▶ **SET PROBLEM**
Reproduce the portion of the podcast interview post below starting at "Some weeks ago" and ending at "for 30:42 minutes.".

▶ **SOURCE EXTRACT**

Some weeks ago I recorded a relatively long interview with the team at the Guardian podcast the Full Story.

The final editing melange came out last week (November 18, 2020).

The Guardian’s page is – HERE.

It runs for 30:42 minutes.

My only comment is that Martin’s description of Modern Monetary Theory (MMT) being effectively just “money printing” is inaccurate.

It implies that government spending occurs in all different ways depending on whether the the fiscal balance is in deficit or not and whether the central bank buys debt issued by the government or not.

The fact is that every day that government spends it creates new currency by crediting relevant bank accounts (or issuing instruments (cheques) that end up as bank credits). There is no printing involved.

I guess Martin was trying to say that MMT economists are relaxed about government spending without the accounting matching of new debt being issued to the non-government sector, which is certainly true.

Anyway, many thanks to Gabrielle Jackson and Martin Farrer and their production team for inviting me to do this and put the final version together.

A relic framed

My best friend framed this tapestry for me as a gift.

I have had this tapestry since my teenage years (so it is very old). It was sold by the China Bookshop, which used to be in the now defunct Metropole Arcade off Bourke Street in Melbourne.

I used to haunt this shop as a teenager because it was one of the few places you could buy books from – Progress Publishers (Moscow) – Lawrence and Wishart (London) – and Foreign Languages Press (Beijing) – all sources of literature on Marx, Engels, Lenin etc.

The books were very cheap and I still have many of the volumes I bought in those young years.

They also sold posters and things like this tapestry, which I have kept since that time.

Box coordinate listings
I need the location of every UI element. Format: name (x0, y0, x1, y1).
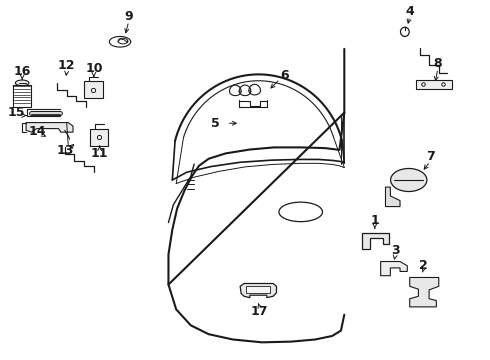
Text: 16: 16 (13, 66, 31, 78)
Ellipse shape (15, 80, 29, 86)
Text: 7: 7 (426, 150, 435, 163)
Text: 2: 2 (419, 258, 428, 271)
Text: 17: 17 (251, 305, 269, 318)
Polygon shape (386, 187, 400, 207)
Text: 9: 9 (124, 10, 133, 23)
Text: 15: 15 (7, 106, 25, 119)
Text: 11: 11 (91, 147, 108, 160)
Polygon shape (410, 278, 439, 307)
Text: 1: 1 (370, 214, 379, 227)
Ellipse shape (391, 168, 427, 192)
Text: 12: 12 (58, 59, 75, 72)
Polygon shape (26, 123, 73, 132)
Text: 13: 13 (56, 144, 74, 157)
Polygon shape (362, 233, 390, 249)
Polygon shape (381, 261, 407, 276)
Bar (246, 285, 270, 293)
Text: 10: 10 (85, 62, 102, 75)
Text: 3: 3 (391, 244, 399, 257)
Text: 8: 8 (434, 57, 442, 69)
Polygon shape (240, 283, 276, 298)
Bar (90, 129, 108, 145)
Text: 5: 5 (211, 117, 220, 130)
Text: 4: 4 (405, 5, 414, 18)
Text: 6: 6 (280, 69, 289, 82)
Bar (84, 81, 102, 99)
Polygon shape (416, 80, 452, 89)
Text: 14: 14 (29, 125, 47, 138)
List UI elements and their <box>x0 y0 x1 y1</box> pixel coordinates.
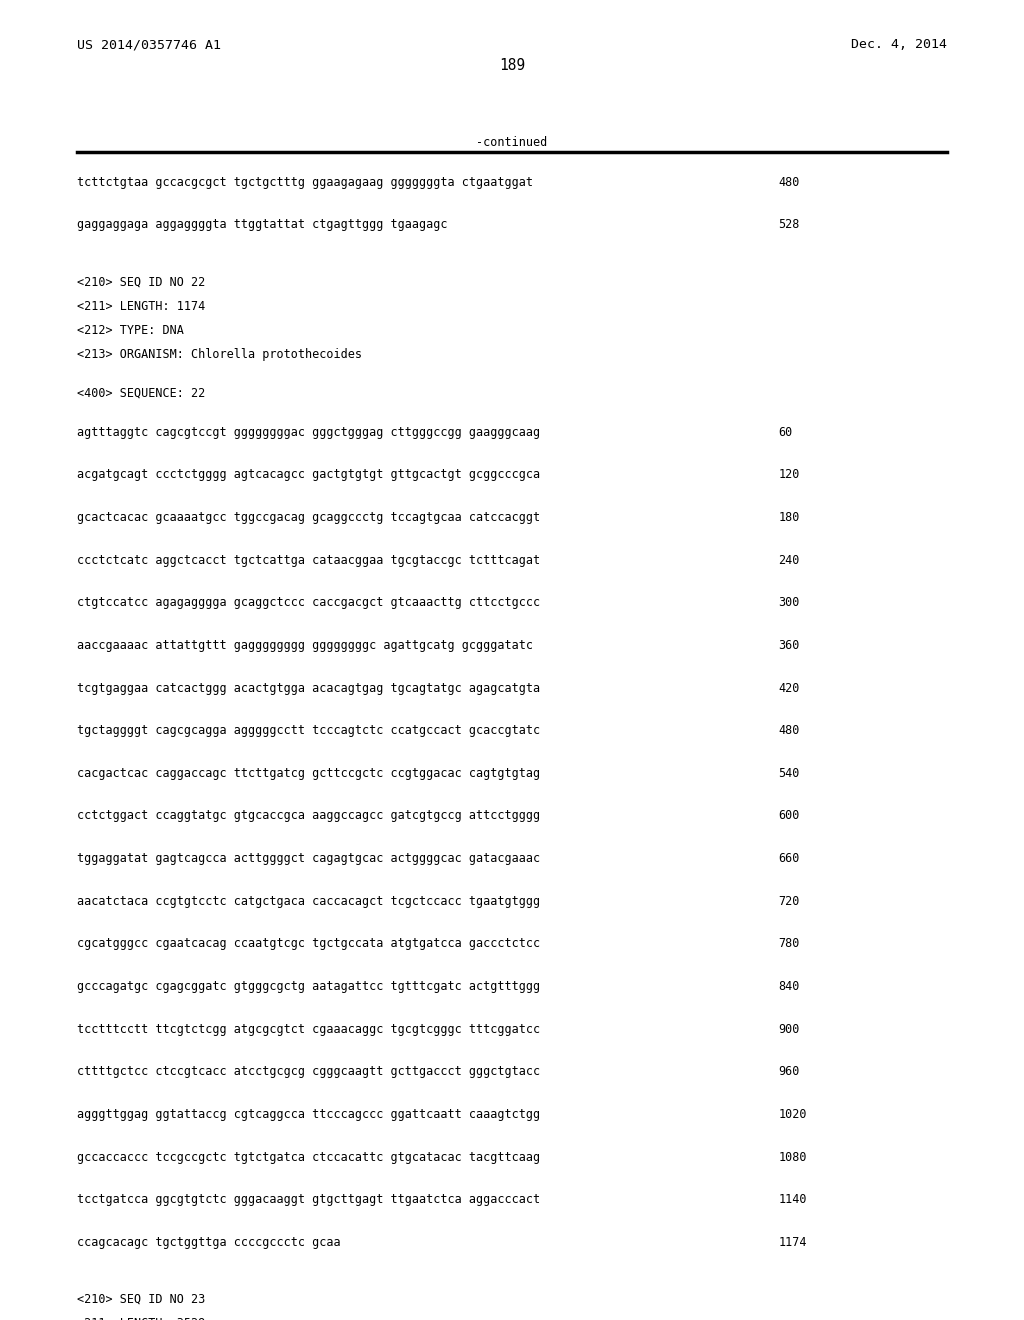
Text: tgctaggggt cagcgcagga agggggcctt tcccagtctc ccatgccact gcaccgtatc: tgctaggggt cagcgcagga agggggcctt tcccagt… <box>77 725 540 737</box>
Text: agtttaggtc cagcgtccgt ggggggggac gggctgggag cttgggccgg gaagggcaag: agtttaggtc cagcgtccgt ggggggggac gggctgg… <box>77 425 540 438</box>
Text: -continued: -continued <box>476 136 548 149</box>
Text: 780: 780 <box>778 937 800 950</box>
Text: aaccgaaaac attattgttt gagggggggg ggggggggc agattgcatg gcgggatatc: aaccgaaaac attattgttt gagggggggg ggggggg… <box>77 639 532 652</box>
Text: Dec. 4, 2014: Dec. 4, 2014 <box>851 38 947 51</box>
Text: 840: 840 <box>778 979 800 993</box>
Text: 1174: 1174 <box>778 1236 807 1249</box>
Text: 540: 540 <box>778 767 800 780</box>
Text: 60: 60 <box>778 425 793 438</box>
Text: tcttctgtaa gccacgcgct tgctgctttg ggaagagaag gggggggta ctgaatggat: tcttctgtaa gccacgcgct tgctgctttg ggaagag… <box>77 176 532 189</box>
Text: cctctggact ccaggtatgc gtgcaccgca aaggccagcc gatcgtgccg attcctgggg: cctctggact ccaggtatgc gtgcaccgca aaggcca… <box>77 809 540 822</box>
Text: 960: 960 <box>778 1065 800 1078</box>
Text: 1080: 1080 <box>778 1151 807 1163</box>
Text: <211> LENGTH: 3529: <211> LENGTH: 3529 <box>77 1317 205 1320</box>
Text: 420: 420 <box>778 681 800 694</box>
Text: <210> SEQ ID NO 22: <210> SEQ ID NO 22 <box>77 275 205 288</box>
Text: 600: 600 <box>778 809 800 822</box>
Text: tggaggatat gagtcagcca acttggggct cagagtgcac actggggcac gatacgaaac: tggaggatat gagtcagcca acttggggct cagagtg… <box>77 851 540 865</box>
Text: 1020: 1020 <box>778 1107 807 1121</box>
Text: ccctctcatc aggctcacct tgctcattga cataacggaa tgcgtaccgc tctttcagat: ccctctcatc aggctcacct tgctcattga cataacg… <box>77 553 540 566</box>
Text: 360: 360 <box>778 639 800 652</box>
Text: 189: 189 <box>499 58 525 73</box>
Text: 240: 240 <box>778 553 800 566</box>
Text: gcccagatgc cgagcggatc gtgggcgctg aatagattcc tgtttcgatc actgtttggg: gcccagatgc cgagcggatc gtgggcgctg aatagat… <box>77 979 540 993</box>
Text: 300: 300 <box>778 597 800 610</box>
Text: 528: 528 <box>778 218 800 231</box>
Text: 660: 660 <box>778 851 800 865</box>
Text: <400> SEQUENCE: 22: <400> SEQUENCE: 22 <box>77 387 205 400</box>
Text: gccaccaccc tccgccgctc tgtctgatca ctccacattc gtgcatacac tacgttcaag: gccaccaccc tccgccgctc tgtctgatca ctccaca… <box>77 1151 540 1163</box>
Text: cgcatgggcc cgaatcacag ccaatgtcgc tgctgccata atgtgatcca gaccctctcc: cgcatgggcc cgaatcacag ccaatgtcgc tgctgcc… <box>77 937 540 950</box>
Text: tcgtgaggaa catcactggg acactgtgga acacagtgag tgcagtatgc agagcatgta: tcgtgaggaa catcactggg acactgtgga acacagt… <box>77 681 540 694</box>
Text: 720: 720 <box>778 895 800 908</box>
Text: <213> ORGANISM: Chlorella protothecoides: <213> ORGANISM: Chlorella protothecoides <box>77 348 361 362</box>
Text: 480: 480 <box>778 725 800 737</box>
Text: 480: 480 <box>778 176 800 189</box>
Text: 900: 900 <box>778 1023 800 1036</box>
Text: acgatgcagt ccctctgggg agtcacagcc gactgtgtgt gttgcactgt gcggcccgca: acgatgcagt ccctctgggg agtcacagcc gactgtg… <box>77 469 540 482</box>
Text: <211> LENGTH: 1174: <211> LENGTH: 1174 <box>77 300 205 313</box>
Text: cttttgctcc ctccgtcacc atcctgcgcg cgggcaagtt gcttgaccct gggctgtacc: cttttgctcc ctccgtcacc atcctgcgcg cgggcaa… <box>77 1065 540 1078</box>
Text: <210> SEQ ID NO 23: <210> SEQ ID NO 23 <box>77 1292 205 1305</box>
Text: gcactcacac gcaaaatgcc tggccgacag gcaggccctg tccagtgcaa catccacggt: gcactcacac gcaaaatgcc tggccgacag gcaggcc… <box>77 511 540 524</box>
Text: ctgtccatcc agagagggga gcaggctccc caccgacgct gtcaaacttg cttcctgccc: ctgtccatcc agagagggga gcaggctccc caccgac… <box>77 597 540 610</box>
Text: aacatctaca ccgtgtcctc catgctgaca caccacagct tcgctccacc tgaatgtggg: aacatctaca ccgtgtcctc catgctgaca caccaca… <box>77 895 540 908</box>
Text: US 2014/0357746 A1: US 2014/0357746 A1 <box>77 38 221 51</box>
Text: 1140: 1140 <box>778 1193 807 1206</box>
Text: cacgactcac caggaccagc ttcttgatcg gcttccgctc ccgtggacac cagtgtgtag: cacgactcac caggaccagc ttcttgatcg gcttccg… <box>77 767 540 780</box>
Text: ccagcacagc tgctggttga ccccgccctc gcaa: ccagcacagc tgctggttga ccccgccctc gcaa <box>77 1236 340 1249</box>
Text: 180: 180 <box>778 511 800 524</box>
Text: 120: 120 <box>778 469 800 482</box>
Text: <212> TYPE: DNA: <212> TYPE: DNA <box>77 323 183 337</box>
Text: agggttggag ggtattaccg cgtcaggcca ttcccagccc ggattcaatt caaagtctgg: agggttggag ggtattaccg cgtcaggcca ttcccag… <box>77 1107 540 1121</box>
Text: tcctttcctt ttcgtctcgg atgcgcgtct cgaaacaggc tgcgtcgggc tttcggatcc: tcctttcctt ttcgtctcgg atgcgcgtct cgaaaca… <box>77 1023 540 1036</box>
Text: gaggaggaga aggaggggta ttggtattat ctgagttggg tgaagagc: gaggaggaga aggaggggta ttggtattat ctgagtt… <box>77 218 447 231</box>
Text: tcctgatcca ggcgtgtctc gggacaaggt gtgcttgagt ttgaatctca aggacccact: tcctgatcca ggcgtgtctc gggacaaggt gtgcttg… <box>77 1193 540 1206</box>
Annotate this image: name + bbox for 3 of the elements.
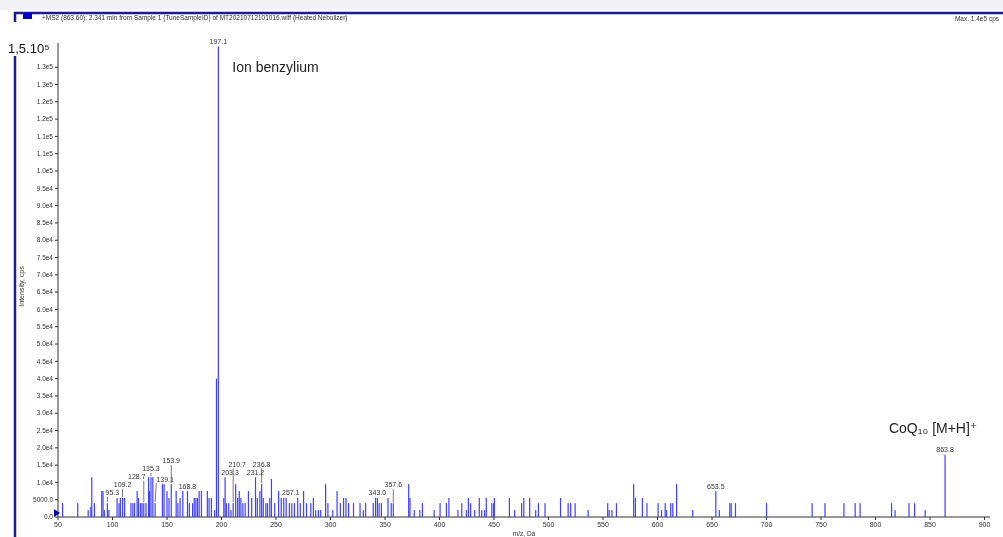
annotation: Ion benzylium [232,59,319,76]
text: 1,5.10⁵ [8,41,50,56]
annotation: CoQ₁₀ [M+H]⁺ [888,419,978,436]
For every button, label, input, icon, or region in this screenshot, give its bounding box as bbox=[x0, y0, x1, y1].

▶ **TASK RESULT**
Some weeks ago I recorded a relatively long interview with the team at the Guardian podcast the Full Story.

The final editing melange came out last week (November 18, 2020).

The Guardian’s page is – HERE.

It runs for 30:42 minutes.